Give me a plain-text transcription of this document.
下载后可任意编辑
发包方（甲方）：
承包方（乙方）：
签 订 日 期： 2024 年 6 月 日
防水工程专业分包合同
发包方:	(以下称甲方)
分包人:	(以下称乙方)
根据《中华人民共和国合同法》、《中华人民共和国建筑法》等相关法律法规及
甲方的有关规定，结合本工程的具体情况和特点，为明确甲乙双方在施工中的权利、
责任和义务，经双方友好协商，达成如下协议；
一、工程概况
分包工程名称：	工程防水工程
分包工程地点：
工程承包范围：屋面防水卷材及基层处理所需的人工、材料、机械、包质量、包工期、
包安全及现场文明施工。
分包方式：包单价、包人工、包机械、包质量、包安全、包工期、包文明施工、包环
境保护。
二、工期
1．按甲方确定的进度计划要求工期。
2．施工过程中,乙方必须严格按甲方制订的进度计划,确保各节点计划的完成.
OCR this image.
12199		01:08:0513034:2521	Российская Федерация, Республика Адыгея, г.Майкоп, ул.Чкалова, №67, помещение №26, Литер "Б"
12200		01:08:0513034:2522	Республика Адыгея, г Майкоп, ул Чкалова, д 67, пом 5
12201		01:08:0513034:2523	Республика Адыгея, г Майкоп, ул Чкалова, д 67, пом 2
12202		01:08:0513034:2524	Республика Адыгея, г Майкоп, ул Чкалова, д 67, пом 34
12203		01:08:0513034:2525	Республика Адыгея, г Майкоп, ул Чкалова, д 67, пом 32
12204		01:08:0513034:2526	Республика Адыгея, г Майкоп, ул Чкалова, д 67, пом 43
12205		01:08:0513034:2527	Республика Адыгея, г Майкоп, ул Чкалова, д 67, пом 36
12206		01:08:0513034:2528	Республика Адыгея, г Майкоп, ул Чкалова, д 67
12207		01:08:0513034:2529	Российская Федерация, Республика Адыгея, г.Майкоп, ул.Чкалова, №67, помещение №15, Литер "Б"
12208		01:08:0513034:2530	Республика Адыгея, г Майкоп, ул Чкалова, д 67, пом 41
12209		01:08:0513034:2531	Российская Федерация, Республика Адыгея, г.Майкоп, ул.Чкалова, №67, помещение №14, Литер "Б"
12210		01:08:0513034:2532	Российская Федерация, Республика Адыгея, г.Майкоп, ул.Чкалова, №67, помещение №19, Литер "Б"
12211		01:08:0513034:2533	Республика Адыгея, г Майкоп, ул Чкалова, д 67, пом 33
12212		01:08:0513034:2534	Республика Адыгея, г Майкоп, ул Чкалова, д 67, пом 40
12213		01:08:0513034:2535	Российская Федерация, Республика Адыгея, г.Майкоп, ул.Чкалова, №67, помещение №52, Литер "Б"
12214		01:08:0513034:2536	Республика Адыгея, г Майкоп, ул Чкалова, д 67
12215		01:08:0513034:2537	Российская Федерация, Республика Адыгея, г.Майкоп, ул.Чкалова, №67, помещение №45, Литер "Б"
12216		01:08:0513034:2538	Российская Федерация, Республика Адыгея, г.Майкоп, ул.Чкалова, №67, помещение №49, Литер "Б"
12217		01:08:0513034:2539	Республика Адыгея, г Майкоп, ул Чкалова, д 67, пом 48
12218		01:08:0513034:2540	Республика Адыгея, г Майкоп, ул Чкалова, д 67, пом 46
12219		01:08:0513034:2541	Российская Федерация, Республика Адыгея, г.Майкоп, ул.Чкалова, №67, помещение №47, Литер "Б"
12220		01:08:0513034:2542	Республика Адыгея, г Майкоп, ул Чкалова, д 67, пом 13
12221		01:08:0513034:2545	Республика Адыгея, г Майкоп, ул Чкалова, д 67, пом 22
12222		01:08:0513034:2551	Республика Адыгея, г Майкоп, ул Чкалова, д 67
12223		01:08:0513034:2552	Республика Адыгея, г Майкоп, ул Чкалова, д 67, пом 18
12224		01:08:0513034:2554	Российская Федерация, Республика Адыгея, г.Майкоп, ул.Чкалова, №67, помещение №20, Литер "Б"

Job
Of the lines in this listing, report how many contain the string "Федерация", and give the number only.

Result below
9